* **AIM**: Pull each line holding "JSON" out of the entries below.

* **Source data**:
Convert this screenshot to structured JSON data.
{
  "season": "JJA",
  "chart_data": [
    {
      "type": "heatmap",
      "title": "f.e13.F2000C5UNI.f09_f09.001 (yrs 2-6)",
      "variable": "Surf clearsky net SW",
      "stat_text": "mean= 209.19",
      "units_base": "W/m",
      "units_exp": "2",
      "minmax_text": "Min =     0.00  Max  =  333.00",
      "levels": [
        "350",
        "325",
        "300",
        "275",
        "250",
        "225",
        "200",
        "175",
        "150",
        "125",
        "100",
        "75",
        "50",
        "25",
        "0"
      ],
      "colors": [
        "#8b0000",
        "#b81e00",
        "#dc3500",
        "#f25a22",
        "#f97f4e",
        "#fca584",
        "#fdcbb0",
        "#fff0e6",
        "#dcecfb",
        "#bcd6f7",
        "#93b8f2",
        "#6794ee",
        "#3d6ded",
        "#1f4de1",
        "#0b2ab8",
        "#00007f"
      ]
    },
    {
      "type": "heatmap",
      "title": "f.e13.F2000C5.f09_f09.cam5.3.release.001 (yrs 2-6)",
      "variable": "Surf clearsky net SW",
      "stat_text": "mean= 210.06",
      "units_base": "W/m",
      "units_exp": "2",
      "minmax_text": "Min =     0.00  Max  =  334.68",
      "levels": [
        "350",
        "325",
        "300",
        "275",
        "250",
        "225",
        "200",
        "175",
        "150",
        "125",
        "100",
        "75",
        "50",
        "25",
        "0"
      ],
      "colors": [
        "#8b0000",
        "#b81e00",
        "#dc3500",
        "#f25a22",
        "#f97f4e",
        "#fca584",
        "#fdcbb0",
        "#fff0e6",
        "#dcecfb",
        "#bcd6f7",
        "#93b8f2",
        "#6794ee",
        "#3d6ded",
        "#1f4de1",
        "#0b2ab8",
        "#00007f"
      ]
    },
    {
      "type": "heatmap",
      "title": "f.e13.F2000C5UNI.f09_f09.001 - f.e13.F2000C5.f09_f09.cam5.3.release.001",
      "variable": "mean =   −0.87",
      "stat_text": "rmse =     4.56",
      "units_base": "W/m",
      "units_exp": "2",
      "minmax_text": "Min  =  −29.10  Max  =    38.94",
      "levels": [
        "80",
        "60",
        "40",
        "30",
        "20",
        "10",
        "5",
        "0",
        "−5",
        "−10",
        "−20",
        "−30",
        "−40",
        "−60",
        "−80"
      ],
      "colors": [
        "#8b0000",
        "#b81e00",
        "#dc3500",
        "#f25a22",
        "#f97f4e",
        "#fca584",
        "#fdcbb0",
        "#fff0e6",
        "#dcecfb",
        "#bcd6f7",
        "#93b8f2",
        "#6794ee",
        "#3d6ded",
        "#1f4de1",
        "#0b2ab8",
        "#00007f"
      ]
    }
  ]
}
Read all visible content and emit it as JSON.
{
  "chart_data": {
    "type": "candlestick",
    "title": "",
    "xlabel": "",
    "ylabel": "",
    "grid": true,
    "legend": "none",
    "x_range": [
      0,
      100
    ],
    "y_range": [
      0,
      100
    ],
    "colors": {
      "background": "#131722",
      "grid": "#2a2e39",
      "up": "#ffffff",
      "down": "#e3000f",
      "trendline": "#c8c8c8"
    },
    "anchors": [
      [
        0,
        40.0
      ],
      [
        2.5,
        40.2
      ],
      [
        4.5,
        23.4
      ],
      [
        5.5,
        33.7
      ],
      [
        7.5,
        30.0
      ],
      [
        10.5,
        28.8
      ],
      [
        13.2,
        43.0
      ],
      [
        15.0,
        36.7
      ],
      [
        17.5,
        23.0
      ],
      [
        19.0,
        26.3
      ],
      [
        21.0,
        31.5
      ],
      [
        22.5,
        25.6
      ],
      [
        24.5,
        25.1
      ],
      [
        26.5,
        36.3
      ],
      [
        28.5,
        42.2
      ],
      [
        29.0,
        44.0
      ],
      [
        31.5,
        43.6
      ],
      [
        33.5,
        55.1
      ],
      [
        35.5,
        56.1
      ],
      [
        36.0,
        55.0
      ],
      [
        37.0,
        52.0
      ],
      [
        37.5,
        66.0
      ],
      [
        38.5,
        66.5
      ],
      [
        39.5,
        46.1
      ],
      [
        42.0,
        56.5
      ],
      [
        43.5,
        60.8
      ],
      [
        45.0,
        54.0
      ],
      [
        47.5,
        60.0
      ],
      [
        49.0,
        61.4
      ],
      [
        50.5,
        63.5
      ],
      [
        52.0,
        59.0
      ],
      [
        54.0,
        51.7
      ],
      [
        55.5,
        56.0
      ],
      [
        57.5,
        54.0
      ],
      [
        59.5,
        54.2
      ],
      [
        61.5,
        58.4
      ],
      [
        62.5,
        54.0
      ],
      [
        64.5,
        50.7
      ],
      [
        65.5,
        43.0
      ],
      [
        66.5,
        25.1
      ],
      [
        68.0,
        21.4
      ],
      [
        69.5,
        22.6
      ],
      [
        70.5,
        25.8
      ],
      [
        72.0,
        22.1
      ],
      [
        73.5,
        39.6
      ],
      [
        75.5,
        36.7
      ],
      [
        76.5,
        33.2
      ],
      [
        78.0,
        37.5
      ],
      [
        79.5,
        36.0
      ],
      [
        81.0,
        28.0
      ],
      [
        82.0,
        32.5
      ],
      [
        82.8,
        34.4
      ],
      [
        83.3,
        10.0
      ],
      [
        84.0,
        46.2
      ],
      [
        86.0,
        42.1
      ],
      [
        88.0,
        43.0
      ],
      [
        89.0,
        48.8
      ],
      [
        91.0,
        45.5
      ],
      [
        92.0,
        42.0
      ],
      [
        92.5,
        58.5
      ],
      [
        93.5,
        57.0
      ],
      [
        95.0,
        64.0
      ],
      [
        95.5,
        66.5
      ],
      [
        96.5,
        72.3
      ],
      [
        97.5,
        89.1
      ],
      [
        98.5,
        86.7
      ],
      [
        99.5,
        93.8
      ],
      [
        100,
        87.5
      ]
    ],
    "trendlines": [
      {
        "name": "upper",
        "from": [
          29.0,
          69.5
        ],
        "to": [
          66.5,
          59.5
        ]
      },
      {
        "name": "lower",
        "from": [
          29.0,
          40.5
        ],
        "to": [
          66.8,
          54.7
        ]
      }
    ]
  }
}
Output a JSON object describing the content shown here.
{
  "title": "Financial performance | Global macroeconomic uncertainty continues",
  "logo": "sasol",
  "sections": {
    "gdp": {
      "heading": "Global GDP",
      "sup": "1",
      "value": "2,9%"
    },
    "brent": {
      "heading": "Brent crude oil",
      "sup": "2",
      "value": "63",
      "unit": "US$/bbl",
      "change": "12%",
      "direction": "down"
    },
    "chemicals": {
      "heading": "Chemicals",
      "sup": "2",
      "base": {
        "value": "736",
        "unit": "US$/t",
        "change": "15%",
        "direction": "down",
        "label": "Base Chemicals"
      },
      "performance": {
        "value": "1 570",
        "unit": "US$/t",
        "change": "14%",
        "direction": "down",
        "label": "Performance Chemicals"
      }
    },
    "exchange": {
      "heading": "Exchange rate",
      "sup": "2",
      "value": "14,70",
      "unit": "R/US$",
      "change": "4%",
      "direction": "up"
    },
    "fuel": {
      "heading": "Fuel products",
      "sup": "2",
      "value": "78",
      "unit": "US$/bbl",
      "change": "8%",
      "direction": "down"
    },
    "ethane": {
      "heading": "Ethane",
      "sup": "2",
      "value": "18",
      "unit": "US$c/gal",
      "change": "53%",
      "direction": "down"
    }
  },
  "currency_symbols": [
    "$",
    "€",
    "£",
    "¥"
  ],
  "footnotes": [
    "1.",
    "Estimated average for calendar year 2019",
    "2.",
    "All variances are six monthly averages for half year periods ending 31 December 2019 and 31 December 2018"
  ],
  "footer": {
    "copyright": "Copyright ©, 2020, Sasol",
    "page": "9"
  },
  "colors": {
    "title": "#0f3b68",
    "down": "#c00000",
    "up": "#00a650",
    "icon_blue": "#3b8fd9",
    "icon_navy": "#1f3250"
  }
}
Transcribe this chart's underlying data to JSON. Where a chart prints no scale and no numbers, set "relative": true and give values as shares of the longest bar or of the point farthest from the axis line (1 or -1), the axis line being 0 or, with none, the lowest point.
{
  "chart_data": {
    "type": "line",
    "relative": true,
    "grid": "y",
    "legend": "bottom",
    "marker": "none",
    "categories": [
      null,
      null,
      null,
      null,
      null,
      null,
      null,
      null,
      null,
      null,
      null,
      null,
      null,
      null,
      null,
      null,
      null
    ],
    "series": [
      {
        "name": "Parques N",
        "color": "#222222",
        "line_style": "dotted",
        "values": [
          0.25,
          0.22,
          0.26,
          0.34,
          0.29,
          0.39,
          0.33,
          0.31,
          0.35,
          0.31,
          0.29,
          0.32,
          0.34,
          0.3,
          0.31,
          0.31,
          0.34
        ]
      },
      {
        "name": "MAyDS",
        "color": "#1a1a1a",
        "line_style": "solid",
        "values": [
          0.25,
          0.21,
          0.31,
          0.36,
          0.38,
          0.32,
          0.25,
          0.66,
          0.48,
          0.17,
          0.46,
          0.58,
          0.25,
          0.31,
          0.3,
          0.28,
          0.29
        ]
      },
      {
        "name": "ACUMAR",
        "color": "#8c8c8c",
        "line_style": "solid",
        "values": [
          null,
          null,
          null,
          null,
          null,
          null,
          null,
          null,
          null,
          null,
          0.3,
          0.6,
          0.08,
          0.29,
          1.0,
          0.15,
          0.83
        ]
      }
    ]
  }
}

* **ANSWER TO THIS PROBLEM**:
Convert this screenshot to structured JSON data.
Read all visible content and emit it as JSON.
Output a JSON object describing the content shown here.
Transcribe this chart's underlying data to JSON. Where a chart prints no scale and no numbers, set "relative": true and give values as shares of the longest bar or of the point farthest from the axis line (1 or -1), the axis line being 0 or, with none, the lowest point.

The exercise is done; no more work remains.